§ **Consigne**: Recopiez intégralement, sans rien modifier, l'article consacré aux Écrits de Jacob qui figure ci-dessous.
━━━━━ Extrait à lire
- Alexandre Jacob, l’honnête cambrioleur - http://www.atelierdecreationlibertaire.com/alexandre-jacob -

Le sel de Jacob et l’aisselle de Jimmy

Les Ecrits de Jacob, réédition 2004 [1]Les Ecrits de Jacob sortent des presses de l’Insomniaque en 1995. Neuf ans plus tard, la réédition, augmentée et complétée, voit enfin le jour. Le hors-série n°25 du Monde Libertaire, spécial « plage » en date du 8 juillet au 8 septembre 2004, consacre une page à ce superbe ouvrage. Et c’est le vainqueur de Russel Crowe, aussi style si particulier, reconnaissable entre tous, et aux jeux de mots lourds comme une victoire du Hongrois aux présidentielles sur la nunuche en charentaises, qui se charge de commenter l’ouvrage. Et qui le fait bien ! « A emporter sous l’aisselle » nous dit Jimmy le gladiateur, l’homme qui parle aux éléphants de la patrie (Libertalia, 2008). D’où le titre de l’article !!!! Monsieur Gladiator dresse alors le portrait de « notre camarade Jacob ». Et, si l’on peut regretter que le sommaire du ML annonce « Marius Jacob : c’est le plus grand des voleurs », allusion évidente à la chanson de Jacques Dutronc et donc à qui vous savez, le texte du Versatile met d’abord en avant « la prose libre » d’un « irréductible » où l’aventurier ne prend pas le dessus. Jacob devient ainsi un rehausseur de goût. D’où encore le titre de l’article très certainement.
━━━━━━━━━━
━━━━━ Données fournies
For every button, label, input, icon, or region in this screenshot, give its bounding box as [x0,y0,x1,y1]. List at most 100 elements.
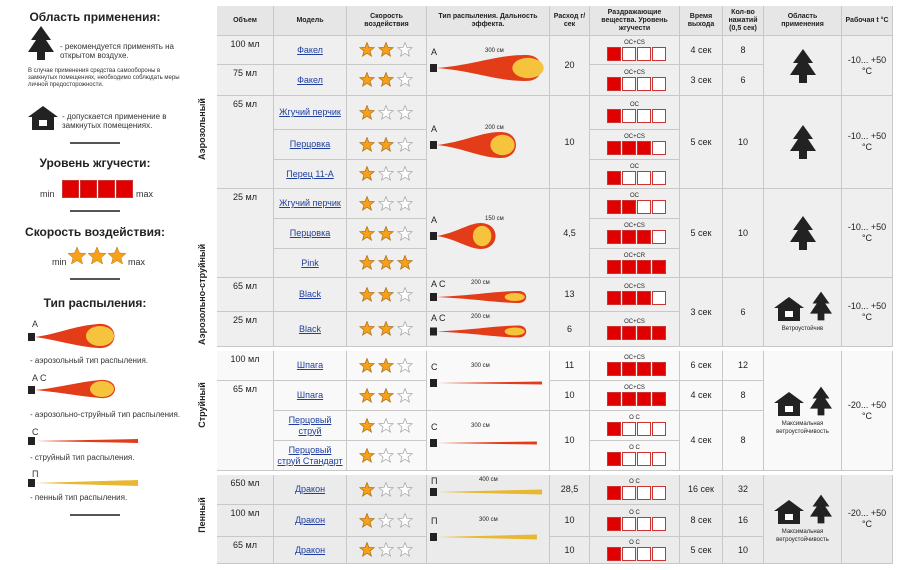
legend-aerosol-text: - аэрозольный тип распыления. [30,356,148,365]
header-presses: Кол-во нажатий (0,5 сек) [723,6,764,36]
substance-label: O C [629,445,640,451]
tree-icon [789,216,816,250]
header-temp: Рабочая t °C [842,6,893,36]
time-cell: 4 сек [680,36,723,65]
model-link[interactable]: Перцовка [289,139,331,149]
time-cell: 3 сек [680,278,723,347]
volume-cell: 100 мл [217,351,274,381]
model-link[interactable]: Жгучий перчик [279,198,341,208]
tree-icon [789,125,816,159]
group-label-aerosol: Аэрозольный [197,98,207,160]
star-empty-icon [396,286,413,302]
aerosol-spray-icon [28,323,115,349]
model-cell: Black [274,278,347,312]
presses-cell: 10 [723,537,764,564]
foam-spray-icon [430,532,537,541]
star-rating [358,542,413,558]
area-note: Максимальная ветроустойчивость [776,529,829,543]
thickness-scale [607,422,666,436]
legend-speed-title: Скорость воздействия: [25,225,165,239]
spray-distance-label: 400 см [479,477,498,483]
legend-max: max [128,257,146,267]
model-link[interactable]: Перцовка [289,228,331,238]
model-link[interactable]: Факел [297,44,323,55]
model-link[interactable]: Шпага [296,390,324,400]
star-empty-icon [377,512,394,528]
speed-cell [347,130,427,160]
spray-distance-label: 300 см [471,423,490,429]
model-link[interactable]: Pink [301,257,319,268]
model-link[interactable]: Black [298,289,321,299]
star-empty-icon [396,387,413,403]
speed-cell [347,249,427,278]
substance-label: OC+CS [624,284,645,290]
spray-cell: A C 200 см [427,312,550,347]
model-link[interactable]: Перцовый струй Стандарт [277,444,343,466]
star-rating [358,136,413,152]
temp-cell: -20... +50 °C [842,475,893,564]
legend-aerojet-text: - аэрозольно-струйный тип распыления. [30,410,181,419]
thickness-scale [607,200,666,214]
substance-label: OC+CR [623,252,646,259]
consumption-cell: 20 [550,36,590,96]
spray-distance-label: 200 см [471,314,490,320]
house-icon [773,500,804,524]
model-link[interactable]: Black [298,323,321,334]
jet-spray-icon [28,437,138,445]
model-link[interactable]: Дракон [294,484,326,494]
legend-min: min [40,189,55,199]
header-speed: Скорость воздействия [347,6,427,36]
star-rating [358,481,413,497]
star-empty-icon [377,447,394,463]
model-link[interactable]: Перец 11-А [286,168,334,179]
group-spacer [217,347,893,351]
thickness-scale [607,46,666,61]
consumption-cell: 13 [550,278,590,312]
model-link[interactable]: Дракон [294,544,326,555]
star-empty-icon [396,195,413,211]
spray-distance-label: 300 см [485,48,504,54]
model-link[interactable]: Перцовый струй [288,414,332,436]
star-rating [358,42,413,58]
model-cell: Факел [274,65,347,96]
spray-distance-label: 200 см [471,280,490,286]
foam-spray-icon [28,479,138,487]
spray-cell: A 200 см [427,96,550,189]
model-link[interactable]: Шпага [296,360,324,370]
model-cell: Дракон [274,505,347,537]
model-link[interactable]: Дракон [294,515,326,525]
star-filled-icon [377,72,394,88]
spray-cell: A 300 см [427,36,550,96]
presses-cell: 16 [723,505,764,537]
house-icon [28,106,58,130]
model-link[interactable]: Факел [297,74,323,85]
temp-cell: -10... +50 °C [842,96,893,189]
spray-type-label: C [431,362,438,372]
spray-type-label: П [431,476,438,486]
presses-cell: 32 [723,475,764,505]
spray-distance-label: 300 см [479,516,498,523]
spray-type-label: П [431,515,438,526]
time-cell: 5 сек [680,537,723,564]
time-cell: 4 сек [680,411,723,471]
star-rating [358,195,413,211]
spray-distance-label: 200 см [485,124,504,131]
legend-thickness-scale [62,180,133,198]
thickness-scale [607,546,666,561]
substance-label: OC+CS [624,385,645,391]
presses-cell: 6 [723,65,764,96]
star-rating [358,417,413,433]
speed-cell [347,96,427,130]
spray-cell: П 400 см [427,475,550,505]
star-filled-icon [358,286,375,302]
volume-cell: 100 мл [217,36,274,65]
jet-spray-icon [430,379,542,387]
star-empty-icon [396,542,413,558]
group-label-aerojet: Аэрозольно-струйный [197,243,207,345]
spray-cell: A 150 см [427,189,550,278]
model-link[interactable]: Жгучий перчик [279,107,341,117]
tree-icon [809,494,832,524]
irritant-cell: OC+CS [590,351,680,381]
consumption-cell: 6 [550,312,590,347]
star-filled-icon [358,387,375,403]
━━━━━━━━━━
§ **Réponse**:
- Alexandre Jacob, l’honnête cambrioleur - http://www.atelierdecreationlibertaire.com/alexandre-jacob -

Le sel de Jacob et l’aisselle de Jimmy

Les Ecrits de Jacob, réédition 2004 [1]Les Ecrits de Jacob sortent des presses de l’Insomniaque en 1995. Neuf ans plus tard, la réédition, augmentée et complétée, voit enfin le jour. Le hors-série n°25 du Monde Libertaire, spécial « plage » en date du 8 juillet au 8 septembre 2004, consacre une page à ce superbe ouvrage. Et c’est le vainqueur de Russel Crowe, aussi style si particulier, reconnaissable entre tous, et aux jeux de mots lourds comme une victoire du Hongrois aux présidentielles sur la nunuche en charentaises, qui se charge de commenter l’ouvrage. Et qui le fait bien ! « A emporter sous l’aisselle » nous dit Jimmy le gladiateur, l’homme qui parle aux éléphants de la patrie (Libertalia, 2008). D’où le titre de l’article !!!! Monsieur Gladiator dresse alors le portrait de « notre camarade Jacob ». Et, si l’on peut regretter que le sommaire du ML annonce « Marius Jacob : c’est le plus grand des voleurs », allusion évidente à la chanson de Jacques Dutronc et donc à qui vous savez, le texte du Versatile met d’abord en avant « la prose libre » d’un « irréductible » où l’aventurier ne prend pas le dessus. Jacob devient ainsi un rehausseur de goût. D’où encore le titre de l’article très certainement.